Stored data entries
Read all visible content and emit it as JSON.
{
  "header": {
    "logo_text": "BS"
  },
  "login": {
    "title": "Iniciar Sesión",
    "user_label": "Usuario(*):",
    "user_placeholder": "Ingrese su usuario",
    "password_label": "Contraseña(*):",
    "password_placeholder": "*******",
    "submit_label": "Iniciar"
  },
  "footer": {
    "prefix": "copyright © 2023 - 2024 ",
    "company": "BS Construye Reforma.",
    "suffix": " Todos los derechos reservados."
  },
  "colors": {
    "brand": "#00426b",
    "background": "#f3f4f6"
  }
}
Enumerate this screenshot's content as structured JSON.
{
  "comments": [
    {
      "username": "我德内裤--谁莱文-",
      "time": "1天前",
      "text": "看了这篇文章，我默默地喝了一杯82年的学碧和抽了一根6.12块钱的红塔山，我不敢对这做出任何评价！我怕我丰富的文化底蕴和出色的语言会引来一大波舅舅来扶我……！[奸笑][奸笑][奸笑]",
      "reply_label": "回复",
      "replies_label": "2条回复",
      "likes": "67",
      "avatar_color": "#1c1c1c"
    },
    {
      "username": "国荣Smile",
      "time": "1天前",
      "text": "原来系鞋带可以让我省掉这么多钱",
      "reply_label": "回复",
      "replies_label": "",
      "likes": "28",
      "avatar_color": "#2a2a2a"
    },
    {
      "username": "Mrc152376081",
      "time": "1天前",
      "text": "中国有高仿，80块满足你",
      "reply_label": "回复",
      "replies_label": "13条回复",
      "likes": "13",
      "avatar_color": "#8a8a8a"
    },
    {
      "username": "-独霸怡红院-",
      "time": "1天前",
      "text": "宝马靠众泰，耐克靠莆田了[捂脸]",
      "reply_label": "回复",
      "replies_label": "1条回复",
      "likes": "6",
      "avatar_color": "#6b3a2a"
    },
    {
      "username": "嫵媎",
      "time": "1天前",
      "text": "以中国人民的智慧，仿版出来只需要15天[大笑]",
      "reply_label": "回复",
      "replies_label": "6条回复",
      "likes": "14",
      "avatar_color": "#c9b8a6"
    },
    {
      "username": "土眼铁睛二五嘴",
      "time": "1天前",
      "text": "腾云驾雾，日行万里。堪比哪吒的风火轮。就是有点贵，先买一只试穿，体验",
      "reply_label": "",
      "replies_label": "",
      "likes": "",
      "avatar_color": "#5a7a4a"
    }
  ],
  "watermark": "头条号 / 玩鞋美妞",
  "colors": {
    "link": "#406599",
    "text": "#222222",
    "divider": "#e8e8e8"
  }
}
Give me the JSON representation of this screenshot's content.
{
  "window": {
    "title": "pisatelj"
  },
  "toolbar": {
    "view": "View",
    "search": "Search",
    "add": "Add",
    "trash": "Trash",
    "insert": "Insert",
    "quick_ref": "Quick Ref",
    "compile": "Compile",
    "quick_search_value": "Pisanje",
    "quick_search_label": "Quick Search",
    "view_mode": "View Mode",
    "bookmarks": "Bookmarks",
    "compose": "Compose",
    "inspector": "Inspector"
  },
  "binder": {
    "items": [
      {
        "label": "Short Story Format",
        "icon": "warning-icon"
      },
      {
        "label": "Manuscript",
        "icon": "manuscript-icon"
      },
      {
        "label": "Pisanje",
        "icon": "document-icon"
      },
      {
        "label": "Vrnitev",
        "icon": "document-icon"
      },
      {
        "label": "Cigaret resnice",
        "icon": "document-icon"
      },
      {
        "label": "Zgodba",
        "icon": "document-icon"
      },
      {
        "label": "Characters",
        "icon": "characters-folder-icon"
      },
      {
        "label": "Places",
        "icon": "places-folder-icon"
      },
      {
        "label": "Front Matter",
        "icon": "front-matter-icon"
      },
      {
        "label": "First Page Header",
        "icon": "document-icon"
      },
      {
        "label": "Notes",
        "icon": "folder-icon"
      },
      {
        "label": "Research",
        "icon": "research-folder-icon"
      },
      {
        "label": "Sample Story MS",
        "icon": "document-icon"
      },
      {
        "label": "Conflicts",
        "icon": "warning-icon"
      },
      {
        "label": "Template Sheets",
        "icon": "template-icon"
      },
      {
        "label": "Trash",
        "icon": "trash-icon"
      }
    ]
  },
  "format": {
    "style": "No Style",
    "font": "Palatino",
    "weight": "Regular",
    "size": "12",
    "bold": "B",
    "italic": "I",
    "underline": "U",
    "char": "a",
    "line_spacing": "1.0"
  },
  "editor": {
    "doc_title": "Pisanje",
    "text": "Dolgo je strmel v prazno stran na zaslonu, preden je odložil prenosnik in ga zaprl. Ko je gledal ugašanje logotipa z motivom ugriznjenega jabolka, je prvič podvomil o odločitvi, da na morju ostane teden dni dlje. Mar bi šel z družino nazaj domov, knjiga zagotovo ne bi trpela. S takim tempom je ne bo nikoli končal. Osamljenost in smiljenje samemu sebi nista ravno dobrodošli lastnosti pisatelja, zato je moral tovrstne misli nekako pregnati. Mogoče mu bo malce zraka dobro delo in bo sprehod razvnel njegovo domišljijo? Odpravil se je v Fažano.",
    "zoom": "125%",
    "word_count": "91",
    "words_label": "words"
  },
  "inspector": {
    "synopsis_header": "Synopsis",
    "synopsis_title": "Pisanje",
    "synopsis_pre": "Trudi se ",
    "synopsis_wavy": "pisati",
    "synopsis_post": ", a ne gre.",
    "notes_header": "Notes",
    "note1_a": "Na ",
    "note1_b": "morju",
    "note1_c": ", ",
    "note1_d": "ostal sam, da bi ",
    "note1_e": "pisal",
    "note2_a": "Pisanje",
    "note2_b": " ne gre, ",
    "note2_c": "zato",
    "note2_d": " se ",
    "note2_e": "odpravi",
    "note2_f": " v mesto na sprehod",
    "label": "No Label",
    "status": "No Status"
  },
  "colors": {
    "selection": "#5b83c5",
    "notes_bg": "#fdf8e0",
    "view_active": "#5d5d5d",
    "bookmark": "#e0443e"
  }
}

## Problem requirements
All entries shown above should be printed again exactly.

## Exercise result
Read all visible content and emit it as JSON.
{
  "header": {
    "logo_text": "BS"
  },
  "login": {
    "title": "Iniciar Sesión",
    "user_label": "Usuario(*):",
    "user_placeholder": "Ingrese su usuario",
    "password_label": "Contraseña(*):",
    "password_placeholder": "*******",
    "submit_label": "Iniciar"
  },
  "footer": {
    "prefix": "copyright © 2023 - 2024 ",
    "company": "BS Construye Reforma.",
    "suffix": " Todos los derechos reservados."
  },
  "colors": {
    "brand": "#00426b",
    "background": "#f3f4f6"
  }
}
Enumerate this screenshot's content as structured JSON.
{
  "comments": [
    {
      "username": "我德内裤--谁莱文-",
      "time": "1天前",
      "text": "看了这篇文章，我默默地喝了一杯82年的学碧和抽了一根6.12块钱的红塔山，我不敢对这做出任何评价！我怕我丰富的文化底蕴和出色的语言会引来一大波舅舅来扶我……！[奸笑][奸笑][奸笑]",
      "reply_label": "回复",
      "replies_label": "2条回复",
      "likes": "67",
      "avatar_color": "#1c1c1c"
    },
    {
      "username": "国荣Smile",
      "time": "1天前",
      "text": "原来系鞋带可以让我省掉这么多钱",
      "reply_label": "回复",
      "replies_label": "",
      "likes": "28",
      "avatar_color": "#2a2a2a"
    },
    {
      "username": "Mrc152376081",
      "time": "1天前",
      "text": "中国有高仿，80块满足你",
      "reply_label": "回复",
      "replies_label": "13条回复",
      "likes": "13",
      "avatar_color": "#8a8a8a"
    },
    {
      "username": "-独霸怡红院-",
      "time": "1天前",
      "text": "宝马靠众泰，耐克靠莆田了[捂脸]",
      "reply_label": "回复",
      "replies_label": "1条回复",
      "likes": "6",
      "avatar_color": "#6b3a2a"
    },
    {
      "username": "嫵媎",
      "time": "1天前",
      "text": "以中国人民的智慧，仿版出来只需要15天[大笑]",
      "reply_label": "回复",
      "replies_label": "6条回复",
      "likes": "14",
      "avatar_color": "#c9b8a6"
    },
    {
      "username": "土眼铁睛二五嘴",
      "time": "1天前",
      "text": "腾云驾雾，日行万里。堪比哪吒的风火轮。就是有点贵，先买一只试穿，体验",
      "reply_label": "",
      "replies_label": "",
      "likes": "",
      "avatar_color": "#5a7a4a"
    }
  ],
  "watermark": "头条号 / 玩鞋美妞",
  "colors": {
    "link": "#406599",
    "text": "#222222",
    "divider": "#e8e8e8"
  }
}
Give me the JSON representation of this screenshot's content.
{
  "window": {
    "title": "pisatelj"
  },
  "toolbar": {
    "view": "View",
    "search": "Search",
    "add": "Add",
    "trash": "Trash",
    "insert": "Insert",
    "quick_ref": "Quick Ref",
    "compile": "Compile",
    "quick_search_value": "Pisanje",
    "quick_search_label": "Quick Search",
    "view_mode": "View Mode",
    "bookmarks": "Bookmarks",
    "compose": "Compose",
    "inspector": "Inspector"
  },
  "binder": {
    "items": [
      {
        "label": "Short Story Format",
        "icon": "warning-icon"
      },
      {
        "label": "Manuscript",
        "icon": "manuscript-icon"
      },
      {
        "label": "Pisanje",
        "icon": "document-icon"
      },
      {
        "label": "Vrnitev",
        "icon": "document-icon"
      },
      {
        "label": "Cigaret resnice",
        "icon": "document-icon"
      },
      {
        "label": "Zgodba",
        "icon": "document-icon"
      },
      {
        "label": "Characters",
        "icon": "characters-folder-icon"
      },
      {
        "label": "Places",
        "icon": "places-folder-icon"
      },
      {
        "label": "Front Matter",
        "icon": "front-matter-icon"
      },
      {
        "label": "First Page Header",
        "icon": "document-icon"
      },
      {
        "label": "Notes",
        "icon": "folder-icon"
      },
      {
        "label": "Research",
        "icon": "research-folder-icon"
      },
      {
        "label": "Sample Story MS",
        "icon": "document-icon"
      },
      {
        "label": "Conflicts",
        "icon": "warning-icon"
      },
      {
        "label": "Template Sheets",
        "icon": "template-icon"
      },
      {
        "label": "Trash",
        "icon": "trash-icon"
      }
    ]
  },
  "format": {
    "style": "No Style",
    "font": "Palatino",
    "weight": "Regular",
    "size": "12",
    "bold": "B",
    "italic": "I",
    "underline": "U",
    "char": "a",
    "line_spacing": "1.0"
  },
  "editor": {
    "doc_title": "Pisanje",
    "text": "Dolgo je strmel v prazno stran na zaslonu, preden je odložil prenosnik in ga zaprl. Ko je gledal ugašanje logotipa z motivom ugriznjenega jabolka, je prvič podvomil o odločitvi, da na morju ostane teden dni dlje. Mar bi šel z družino nazaj domov, knjiga zagotovo ne bi trpela. S takim tempom je ne bo nikoli končal. Osamljenost in smiljenje samemu sebi nista ravno dobrodošli lastnosti pisatelja, zato je moral tovrstne misli nekako pregnati. Mogoče mu bo malce zraka dobro delo in bo sprehod razvnel njegovo domišljijo? Odpravil se je v Fažano.",
    "zoom": "125%",
    "word_count": "91",
    "words_label": "words"
  },
  "inspector": {
    "synopsis_header": "Synopsis",
    "synopsis_title": "Pisanje",
    "synopsis_pre": "Trudi se ",
    "synopsis_wavy": "pisati",
    "synopsis_post": ", a ne gre.",
    "notes_header": "Notes",
    "note1_a": "Na ",
    "note1_b": "morju",
    "note1_c": ", ",
    "note1_d": "ostal sam, da bi ",
    "note1_e": "pisal",
    "note2_a": "Pisanje",
    "note2_b": " ne gre, ",
    "note2_c": "zato",
    "note2_d": " se ",
    "note2_e": "odpravi",
    "note2_f": " v mesto na sprehod",
    "label": "No Label",
    "status": "No Status"
  },
  "colors": {
    "selection": "#5b83c5",
    "notes_bg": "#fdf8e0",
    "view_active": "#5d5d5d",
    "bookmark": "#e0443e"
  }
}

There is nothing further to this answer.